- [Dataset records]:

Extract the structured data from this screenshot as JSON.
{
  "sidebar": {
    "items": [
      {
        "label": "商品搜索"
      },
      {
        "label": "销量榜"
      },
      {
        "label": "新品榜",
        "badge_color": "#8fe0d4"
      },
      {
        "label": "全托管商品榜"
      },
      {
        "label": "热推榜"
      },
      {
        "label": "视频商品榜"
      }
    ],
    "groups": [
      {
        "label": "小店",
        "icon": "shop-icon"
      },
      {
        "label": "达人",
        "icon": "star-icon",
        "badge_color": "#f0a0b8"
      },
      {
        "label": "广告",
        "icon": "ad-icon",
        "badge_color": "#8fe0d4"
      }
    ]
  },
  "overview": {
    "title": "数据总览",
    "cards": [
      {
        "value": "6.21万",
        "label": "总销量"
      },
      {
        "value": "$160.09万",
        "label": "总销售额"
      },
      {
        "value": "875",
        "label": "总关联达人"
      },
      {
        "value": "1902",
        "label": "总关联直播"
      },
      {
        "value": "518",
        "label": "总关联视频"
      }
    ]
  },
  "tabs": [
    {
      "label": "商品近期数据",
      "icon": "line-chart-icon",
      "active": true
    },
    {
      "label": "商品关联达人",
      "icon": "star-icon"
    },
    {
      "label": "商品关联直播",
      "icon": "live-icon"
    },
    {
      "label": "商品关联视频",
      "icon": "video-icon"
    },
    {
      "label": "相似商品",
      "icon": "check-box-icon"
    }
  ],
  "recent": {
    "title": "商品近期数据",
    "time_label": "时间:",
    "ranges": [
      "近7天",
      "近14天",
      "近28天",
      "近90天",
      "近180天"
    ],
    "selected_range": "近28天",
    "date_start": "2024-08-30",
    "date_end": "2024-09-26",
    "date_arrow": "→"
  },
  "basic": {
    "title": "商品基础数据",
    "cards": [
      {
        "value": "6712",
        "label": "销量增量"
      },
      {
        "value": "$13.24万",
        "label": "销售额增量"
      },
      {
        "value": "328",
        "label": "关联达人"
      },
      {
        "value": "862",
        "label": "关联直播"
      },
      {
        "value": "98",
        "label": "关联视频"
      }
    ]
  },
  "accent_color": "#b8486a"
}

- [Directive]: From the data, pick out every line that includes "icon".

- [Task response]:
        "icon": "shop-icon"
        "icon": "star-icon",
        "icon": "ad-icon",
      "icon": "line-chart-icon",
      "icon": "star-icon"
      "icon": "live-icon"
      "icon": "video-icon"
      "icon": "check-box-icon"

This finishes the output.